Your task:
Take every line that has the string "Time" and copy it out.

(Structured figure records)
※

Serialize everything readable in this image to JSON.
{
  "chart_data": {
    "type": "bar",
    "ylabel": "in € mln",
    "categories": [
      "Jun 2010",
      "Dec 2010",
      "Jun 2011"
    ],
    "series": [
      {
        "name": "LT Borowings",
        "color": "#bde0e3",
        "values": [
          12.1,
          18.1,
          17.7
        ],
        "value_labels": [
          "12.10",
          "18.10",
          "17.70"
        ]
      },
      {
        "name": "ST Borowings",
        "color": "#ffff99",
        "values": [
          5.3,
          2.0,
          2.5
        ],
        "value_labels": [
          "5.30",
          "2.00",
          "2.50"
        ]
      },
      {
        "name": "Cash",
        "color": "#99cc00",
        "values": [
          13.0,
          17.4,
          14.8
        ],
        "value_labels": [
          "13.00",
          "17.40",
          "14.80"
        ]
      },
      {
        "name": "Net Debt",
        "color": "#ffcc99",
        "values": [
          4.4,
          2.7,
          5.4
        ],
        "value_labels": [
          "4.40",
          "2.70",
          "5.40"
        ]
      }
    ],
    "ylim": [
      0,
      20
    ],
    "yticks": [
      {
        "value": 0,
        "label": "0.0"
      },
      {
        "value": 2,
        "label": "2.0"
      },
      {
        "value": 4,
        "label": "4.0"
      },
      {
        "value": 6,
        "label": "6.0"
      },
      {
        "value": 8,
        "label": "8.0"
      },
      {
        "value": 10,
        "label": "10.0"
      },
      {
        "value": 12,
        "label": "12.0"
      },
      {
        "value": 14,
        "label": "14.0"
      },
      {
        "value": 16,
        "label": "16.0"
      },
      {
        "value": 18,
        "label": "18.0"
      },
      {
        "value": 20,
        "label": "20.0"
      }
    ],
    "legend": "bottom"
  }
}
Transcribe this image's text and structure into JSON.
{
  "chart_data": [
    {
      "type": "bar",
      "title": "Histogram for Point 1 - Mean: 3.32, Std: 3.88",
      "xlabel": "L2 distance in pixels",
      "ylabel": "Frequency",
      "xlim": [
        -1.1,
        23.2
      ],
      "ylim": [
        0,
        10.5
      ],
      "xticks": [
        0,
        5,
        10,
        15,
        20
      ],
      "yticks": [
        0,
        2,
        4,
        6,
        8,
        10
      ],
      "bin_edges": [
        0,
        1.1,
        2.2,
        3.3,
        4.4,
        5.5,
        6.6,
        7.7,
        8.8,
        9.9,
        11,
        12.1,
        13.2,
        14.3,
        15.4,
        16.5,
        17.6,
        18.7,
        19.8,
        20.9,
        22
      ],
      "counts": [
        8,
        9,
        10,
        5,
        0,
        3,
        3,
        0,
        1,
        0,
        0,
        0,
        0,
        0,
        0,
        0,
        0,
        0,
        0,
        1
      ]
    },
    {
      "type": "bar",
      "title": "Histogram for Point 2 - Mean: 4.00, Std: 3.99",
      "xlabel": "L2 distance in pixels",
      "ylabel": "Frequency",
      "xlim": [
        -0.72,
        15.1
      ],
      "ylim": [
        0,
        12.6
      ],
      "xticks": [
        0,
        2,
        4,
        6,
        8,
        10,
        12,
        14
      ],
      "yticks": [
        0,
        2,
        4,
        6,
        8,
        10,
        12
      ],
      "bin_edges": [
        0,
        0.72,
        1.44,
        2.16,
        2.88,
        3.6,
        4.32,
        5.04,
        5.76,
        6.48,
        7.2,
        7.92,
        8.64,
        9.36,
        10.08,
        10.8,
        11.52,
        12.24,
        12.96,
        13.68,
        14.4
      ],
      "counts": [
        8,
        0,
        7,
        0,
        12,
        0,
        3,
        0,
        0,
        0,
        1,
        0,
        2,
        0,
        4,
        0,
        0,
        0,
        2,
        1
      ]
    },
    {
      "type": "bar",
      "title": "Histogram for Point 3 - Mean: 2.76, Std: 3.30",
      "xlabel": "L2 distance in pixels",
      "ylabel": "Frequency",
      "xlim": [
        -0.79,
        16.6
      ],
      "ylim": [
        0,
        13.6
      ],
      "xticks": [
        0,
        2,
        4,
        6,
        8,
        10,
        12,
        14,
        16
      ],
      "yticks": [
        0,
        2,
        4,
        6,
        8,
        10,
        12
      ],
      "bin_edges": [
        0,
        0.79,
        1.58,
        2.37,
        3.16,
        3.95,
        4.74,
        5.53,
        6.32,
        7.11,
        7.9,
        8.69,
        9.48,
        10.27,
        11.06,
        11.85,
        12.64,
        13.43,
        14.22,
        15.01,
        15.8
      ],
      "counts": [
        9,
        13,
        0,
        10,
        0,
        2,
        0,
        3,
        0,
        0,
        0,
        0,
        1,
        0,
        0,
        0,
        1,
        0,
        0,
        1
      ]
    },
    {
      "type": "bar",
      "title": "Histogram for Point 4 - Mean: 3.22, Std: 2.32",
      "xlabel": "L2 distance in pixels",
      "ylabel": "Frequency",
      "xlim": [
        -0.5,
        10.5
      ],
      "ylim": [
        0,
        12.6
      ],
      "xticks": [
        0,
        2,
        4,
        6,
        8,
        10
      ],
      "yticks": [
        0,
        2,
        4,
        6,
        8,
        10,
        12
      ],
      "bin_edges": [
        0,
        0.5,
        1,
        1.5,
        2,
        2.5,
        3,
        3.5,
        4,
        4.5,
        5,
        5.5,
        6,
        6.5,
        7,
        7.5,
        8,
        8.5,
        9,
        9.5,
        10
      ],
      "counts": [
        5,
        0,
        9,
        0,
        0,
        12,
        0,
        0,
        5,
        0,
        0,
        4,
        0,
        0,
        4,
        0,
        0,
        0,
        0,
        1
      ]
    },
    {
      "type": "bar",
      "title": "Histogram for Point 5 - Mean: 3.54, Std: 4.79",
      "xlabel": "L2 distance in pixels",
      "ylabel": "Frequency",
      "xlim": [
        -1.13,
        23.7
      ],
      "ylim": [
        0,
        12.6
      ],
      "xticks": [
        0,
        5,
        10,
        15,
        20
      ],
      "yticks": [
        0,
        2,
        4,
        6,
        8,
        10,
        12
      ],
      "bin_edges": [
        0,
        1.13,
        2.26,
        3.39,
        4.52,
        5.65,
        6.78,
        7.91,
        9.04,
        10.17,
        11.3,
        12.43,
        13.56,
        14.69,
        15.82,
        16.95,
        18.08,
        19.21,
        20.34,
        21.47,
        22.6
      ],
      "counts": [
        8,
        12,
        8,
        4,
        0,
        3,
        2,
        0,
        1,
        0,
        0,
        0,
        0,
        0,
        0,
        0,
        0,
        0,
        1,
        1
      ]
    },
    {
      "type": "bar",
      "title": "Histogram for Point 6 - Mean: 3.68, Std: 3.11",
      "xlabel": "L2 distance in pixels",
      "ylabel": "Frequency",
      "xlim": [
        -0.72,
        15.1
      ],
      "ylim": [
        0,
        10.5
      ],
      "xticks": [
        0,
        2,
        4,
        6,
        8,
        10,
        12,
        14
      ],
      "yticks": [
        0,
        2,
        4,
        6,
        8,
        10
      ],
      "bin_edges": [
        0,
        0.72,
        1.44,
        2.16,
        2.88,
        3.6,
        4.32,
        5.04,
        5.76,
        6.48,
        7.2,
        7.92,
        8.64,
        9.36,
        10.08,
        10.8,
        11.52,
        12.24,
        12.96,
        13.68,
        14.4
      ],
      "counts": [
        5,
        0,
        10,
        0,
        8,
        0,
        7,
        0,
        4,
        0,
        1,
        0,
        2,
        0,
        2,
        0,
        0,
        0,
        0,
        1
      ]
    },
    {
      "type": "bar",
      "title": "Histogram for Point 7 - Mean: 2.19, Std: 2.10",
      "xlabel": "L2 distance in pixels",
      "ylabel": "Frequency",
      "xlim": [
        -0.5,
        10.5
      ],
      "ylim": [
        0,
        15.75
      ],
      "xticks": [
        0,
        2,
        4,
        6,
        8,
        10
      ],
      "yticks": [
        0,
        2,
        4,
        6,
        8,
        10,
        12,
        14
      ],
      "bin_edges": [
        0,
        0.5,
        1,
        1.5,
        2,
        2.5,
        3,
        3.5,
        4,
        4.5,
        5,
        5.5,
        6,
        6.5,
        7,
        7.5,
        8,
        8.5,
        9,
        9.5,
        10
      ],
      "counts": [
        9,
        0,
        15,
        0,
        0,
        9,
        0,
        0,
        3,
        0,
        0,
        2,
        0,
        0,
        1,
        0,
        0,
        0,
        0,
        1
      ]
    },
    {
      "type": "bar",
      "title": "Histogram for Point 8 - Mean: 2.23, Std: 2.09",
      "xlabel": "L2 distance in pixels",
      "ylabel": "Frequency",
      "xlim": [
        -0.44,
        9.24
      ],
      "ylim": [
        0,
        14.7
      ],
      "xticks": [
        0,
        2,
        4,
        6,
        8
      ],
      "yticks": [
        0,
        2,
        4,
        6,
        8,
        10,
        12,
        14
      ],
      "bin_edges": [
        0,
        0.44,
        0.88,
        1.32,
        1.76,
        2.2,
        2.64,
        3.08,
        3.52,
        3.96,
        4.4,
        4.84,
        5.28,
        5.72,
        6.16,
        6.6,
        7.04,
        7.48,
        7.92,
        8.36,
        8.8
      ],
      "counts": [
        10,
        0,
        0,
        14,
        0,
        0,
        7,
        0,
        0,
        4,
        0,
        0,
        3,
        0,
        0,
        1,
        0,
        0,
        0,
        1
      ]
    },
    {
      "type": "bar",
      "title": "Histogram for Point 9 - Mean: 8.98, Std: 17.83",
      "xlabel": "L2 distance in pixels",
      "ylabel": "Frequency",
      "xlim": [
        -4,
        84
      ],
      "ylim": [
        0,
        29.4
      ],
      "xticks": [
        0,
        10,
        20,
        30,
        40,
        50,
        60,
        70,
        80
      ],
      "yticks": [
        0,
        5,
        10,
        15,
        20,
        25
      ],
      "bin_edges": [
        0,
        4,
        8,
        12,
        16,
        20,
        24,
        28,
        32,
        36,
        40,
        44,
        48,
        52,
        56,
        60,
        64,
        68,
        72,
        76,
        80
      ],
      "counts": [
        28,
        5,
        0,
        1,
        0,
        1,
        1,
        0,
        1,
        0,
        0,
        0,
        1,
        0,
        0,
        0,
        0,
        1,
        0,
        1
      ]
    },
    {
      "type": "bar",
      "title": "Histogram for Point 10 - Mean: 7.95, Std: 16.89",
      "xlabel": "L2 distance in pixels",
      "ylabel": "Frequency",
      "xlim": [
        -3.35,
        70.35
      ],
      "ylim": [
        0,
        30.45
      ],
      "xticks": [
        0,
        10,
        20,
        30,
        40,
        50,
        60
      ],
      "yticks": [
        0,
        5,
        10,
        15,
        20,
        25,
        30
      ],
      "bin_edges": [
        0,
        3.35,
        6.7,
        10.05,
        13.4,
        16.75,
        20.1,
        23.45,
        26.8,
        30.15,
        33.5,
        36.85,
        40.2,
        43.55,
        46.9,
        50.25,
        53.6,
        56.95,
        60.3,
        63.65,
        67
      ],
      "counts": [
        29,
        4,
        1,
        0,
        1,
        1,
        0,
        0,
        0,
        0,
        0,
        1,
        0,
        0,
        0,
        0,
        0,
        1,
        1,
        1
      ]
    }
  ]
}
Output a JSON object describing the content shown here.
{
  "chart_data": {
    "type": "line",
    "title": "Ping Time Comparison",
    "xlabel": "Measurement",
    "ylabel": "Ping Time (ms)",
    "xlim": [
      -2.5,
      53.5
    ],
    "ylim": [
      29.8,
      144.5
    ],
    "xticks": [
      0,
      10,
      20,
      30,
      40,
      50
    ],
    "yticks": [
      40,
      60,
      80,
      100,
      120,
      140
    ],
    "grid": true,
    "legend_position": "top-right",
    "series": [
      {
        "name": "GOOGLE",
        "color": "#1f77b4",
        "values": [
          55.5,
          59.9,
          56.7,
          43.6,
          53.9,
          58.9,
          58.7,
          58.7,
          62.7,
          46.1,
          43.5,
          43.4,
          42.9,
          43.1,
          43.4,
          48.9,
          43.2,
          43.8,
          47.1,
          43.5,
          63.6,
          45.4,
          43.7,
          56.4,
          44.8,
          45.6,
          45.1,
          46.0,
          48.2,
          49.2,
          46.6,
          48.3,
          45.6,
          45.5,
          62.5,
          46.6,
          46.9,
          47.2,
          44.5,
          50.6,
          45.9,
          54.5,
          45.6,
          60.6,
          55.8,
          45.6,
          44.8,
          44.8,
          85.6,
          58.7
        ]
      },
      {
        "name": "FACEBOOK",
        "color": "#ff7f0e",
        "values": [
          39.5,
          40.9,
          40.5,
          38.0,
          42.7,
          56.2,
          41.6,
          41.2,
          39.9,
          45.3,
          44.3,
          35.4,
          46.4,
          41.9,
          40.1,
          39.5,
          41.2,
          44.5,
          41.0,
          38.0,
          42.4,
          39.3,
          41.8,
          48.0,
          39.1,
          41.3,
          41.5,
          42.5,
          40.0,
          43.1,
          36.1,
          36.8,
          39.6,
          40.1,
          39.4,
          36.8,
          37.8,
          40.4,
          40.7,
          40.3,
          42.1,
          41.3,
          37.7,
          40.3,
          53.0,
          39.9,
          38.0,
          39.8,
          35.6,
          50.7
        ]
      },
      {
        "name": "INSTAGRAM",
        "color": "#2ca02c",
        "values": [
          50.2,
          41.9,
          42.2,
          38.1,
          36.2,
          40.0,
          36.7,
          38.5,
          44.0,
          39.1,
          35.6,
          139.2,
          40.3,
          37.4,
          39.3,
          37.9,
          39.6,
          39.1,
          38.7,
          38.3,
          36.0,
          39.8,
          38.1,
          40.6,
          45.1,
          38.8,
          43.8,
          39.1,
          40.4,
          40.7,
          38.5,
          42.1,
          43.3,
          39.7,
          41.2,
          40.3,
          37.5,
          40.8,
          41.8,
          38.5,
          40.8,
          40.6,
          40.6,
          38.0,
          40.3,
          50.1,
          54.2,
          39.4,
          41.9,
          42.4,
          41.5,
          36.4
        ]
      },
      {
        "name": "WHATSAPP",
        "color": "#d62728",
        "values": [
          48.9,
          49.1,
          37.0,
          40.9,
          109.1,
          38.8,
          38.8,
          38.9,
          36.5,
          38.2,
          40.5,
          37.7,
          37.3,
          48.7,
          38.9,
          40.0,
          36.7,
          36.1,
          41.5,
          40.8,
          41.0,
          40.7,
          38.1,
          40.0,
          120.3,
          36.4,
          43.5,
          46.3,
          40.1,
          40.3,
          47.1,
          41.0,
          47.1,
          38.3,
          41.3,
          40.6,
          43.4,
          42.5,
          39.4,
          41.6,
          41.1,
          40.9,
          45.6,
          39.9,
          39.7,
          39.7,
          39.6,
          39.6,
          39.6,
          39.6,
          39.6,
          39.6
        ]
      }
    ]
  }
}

※

Expected output:
    "title": "Ping Time Comparison",
    "ylabel": "Ping Time (ms)",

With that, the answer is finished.